» Written instruction
Please return each line of the data below that contains the string "number".

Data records
########################################

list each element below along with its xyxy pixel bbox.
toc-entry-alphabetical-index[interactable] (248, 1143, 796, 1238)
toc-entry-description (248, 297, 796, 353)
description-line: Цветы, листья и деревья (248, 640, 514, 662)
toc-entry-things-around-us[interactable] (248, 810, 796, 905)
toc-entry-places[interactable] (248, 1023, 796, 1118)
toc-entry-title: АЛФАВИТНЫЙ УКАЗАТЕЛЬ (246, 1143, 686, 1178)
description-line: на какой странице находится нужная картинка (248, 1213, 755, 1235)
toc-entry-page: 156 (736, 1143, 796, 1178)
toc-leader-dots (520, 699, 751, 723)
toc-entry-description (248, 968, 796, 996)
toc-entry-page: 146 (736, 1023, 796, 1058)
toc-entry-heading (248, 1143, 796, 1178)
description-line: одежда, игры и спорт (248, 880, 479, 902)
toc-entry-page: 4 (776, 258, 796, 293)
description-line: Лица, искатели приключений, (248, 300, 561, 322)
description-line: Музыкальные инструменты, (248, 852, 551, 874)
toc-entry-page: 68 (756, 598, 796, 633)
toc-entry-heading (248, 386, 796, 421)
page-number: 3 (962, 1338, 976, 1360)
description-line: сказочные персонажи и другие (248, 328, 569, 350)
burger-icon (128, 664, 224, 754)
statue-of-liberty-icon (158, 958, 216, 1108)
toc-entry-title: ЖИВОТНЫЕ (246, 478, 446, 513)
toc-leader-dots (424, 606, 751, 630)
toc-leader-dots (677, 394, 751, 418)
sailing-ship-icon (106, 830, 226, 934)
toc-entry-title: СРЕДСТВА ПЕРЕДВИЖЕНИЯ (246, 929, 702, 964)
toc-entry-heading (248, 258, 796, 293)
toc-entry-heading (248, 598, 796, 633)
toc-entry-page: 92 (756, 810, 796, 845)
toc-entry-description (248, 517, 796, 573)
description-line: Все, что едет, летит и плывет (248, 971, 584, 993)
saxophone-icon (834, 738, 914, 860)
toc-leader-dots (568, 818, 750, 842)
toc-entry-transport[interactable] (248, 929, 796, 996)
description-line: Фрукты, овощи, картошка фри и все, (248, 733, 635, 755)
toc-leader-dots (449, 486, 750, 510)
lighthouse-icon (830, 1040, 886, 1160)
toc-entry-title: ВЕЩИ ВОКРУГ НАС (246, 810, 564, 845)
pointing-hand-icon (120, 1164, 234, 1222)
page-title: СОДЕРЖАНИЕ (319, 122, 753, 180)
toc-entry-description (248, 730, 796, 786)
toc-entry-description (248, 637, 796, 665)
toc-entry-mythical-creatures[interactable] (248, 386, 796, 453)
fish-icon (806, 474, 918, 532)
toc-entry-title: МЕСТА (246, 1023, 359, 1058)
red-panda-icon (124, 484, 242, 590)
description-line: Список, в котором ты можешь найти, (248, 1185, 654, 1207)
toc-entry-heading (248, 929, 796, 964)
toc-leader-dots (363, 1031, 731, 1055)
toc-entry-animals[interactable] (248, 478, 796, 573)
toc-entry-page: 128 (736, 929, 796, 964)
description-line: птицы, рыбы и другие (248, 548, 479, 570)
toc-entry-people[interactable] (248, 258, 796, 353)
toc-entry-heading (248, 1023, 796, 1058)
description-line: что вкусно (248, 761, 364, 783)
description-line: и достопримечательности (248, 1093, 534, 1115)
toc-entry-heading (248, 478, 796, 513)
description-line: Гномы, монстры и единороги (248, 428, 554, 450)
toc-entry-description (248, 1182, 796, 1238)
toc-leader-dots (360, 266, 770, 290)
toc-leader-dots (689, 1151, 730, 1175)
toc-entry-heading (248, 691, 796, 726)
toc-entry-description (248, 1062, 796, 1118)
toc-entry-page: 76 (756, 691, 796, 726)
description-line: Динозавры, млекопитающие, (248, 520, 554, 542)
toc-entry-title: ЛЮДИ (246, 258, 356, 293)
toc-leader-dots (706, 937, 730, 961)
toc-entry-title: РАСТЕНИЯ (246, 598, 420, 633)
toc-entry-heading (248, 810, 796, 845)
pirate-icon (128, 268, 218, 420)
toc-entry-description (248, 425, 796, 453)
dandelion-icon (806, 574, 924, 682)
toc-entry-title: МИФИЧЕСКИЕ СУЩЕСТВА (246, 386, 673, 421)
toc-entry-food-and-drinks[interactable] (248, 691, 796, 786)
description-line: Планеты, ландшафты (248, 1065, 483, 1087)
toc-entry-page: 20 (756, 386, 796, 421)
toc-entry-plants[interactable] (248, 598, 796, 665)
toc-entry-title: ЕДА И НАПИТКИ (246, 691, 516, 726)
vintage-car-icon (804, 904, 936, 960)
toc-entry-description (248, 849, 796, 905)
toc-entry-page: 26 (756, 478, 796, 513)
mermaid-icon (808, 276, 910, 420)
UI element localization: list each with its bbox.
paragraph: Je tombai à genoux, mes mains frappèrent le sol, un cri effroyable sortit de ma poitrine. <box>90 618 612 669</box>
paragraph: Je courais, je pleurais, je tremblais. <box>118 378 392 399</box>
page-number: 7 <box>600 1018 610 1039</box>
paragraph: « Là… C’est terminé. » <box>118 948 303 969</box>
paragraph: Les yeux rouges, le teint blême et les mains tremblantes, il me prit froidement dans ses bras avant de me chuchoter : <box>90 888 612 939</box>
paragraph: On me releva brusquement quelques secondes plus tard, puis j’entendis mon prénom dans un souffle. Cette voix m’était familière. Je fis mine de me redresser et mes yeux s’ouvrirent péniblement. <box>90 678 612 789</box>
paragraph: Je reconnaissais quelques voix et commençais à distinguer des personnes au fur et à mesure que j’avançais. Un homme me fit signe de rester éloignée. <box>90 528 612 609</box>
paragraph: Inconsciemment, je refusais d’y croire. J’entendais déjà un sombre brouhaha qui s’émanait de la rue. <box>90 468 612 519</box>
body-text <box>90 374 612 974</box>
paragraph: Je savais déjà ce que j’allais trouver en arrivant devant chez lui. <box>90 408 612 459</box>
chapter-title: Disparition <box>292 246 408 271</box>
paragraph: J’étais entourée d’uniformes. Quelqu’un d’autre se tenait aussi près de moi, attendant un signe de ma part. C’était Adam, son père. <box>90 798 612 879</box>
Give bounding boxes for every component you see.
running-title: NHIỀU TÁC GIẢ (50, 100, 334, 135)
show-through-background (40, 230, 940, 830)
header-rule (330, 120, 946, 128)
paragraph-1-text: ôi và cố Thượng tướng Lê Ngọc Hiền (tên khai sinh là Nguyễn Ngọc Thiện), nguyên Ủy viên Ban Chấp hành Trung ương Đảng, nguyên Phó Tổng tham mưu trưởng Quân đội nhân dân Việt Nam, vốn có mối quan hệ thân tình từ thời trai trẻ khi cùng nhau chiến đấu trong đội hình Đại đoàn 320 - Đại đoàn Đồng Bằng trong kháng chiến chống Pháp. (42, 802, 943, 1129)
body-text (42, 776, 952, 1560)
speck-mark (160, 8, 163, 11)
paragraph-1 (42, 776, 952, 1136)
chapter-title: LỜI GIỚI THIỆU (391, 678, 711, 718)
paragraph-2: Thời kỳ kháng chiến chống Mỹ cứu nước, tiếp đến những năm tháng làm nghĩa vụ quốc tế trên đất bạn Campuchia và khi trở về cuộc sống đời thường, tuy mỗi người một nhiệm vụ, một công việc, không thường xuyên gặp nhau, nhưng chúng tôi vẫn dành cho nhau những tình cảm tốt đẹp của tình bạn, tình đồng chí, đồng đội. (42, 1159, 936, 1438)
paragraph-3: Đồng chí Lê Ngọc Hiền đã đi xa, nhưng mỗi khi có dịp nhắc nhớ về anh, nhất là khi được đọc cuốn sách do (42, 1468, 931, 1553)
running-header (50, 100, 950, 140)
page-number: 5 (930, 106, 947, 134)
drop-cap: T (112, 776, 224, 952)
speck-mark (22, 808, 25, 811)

########################################

» Solution to the exercise
page-number: 3 (962, 1338, 976, 1360)
page-number: 7 <box>600 1018 610 1039</box>
page-number: 5 (930, 106, 947, 134)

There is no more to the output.